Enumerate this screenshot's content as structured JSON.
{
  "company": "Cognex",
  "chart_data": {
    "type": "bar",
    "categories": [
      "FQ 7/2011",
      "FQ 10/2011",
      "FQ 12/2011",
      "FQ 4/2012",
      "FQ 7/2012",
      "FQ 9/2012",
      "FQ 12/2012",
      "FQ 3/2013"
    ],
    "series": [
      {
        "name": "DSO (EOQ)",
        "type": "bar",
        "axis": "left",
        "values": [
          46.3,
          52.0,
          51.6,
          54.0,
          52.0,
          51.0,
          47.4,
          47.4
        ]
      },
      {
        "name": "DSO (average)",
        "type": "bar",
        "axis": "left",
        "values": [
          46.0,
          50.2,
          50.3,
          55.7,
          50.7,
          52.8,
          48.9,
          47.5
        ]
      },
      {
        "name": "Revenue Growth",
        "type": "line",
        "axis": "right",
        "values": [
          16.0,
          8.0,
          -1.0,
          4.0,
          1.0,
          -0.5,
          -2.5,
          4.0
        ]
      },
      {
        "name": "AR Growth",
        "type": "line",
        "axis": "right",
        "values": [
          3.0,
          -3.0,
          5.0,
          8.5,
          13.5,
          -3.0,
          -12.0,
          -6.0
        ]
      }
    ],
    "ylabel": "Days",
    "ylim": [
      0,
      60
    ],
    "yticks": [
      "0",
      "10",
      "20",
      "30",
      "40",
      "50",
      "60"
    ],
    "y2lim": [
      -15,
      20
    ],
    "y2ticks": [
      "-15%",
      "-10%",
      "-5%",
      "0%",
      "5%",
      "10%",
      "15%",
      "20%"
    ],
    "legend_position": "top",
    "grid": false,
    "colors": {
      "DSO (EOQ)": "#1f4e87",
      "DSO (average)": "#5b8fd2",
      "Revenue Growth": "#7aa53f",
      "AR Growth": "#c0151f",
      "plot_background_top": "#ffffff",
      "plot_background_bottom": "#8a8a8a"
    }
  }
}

--

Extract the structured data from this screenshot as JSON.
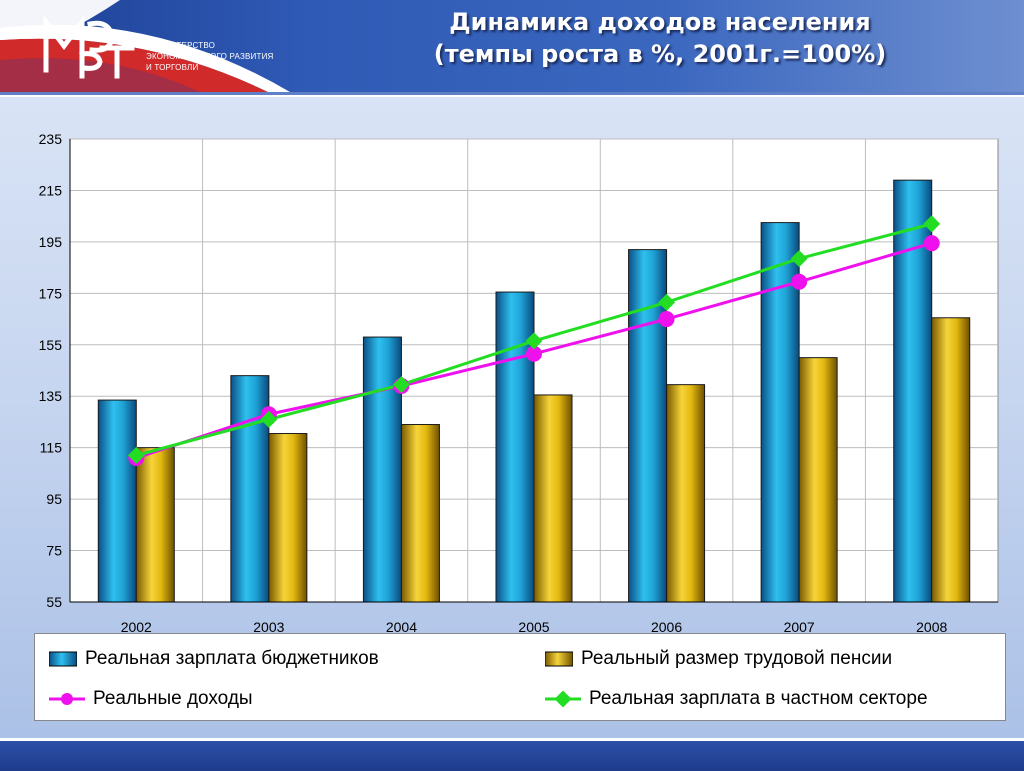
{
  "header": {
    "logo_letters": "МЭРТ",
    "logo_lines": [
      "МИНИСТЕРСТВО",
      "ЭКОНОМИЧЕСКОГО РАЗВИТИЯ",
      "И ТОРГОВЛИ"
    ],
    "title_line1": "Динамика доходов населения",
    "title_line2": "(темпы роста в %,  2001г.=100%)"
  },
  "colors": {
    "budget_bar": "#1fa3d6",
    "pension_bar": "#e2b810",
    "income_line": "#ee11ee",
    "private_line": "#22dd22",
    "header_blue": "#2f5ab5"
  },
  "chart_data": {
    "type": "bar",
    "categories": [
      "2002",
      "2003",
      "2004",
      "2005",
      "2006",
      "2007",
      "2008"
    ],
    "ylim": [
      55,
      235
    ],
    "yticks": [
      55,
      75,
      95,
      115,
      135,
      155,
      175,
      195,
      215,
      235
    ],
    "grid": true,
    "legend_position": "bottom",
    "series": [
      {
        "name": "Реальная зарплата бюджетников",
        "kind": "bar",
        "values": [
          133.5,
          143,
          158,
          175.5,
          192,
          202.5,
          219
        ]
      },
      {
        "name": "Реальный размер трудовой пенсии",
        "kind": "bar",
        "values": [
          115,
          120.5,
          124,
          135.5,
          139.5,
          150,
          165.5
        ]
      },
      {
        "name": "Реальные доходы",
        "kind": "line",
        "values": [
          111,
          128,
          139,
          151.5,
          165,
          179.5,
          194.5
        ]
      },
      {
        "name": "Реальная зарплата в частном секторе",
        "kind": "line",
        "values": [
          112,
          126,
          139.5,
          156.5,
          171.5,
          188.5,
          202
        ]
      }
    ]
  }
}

■ Work to complete:
Search the lines for the string "Revenue" and copy every line that has it.

■ Output below:
        "name": "Revenue Growth",
      "Revenue Growth": "#7aa53f",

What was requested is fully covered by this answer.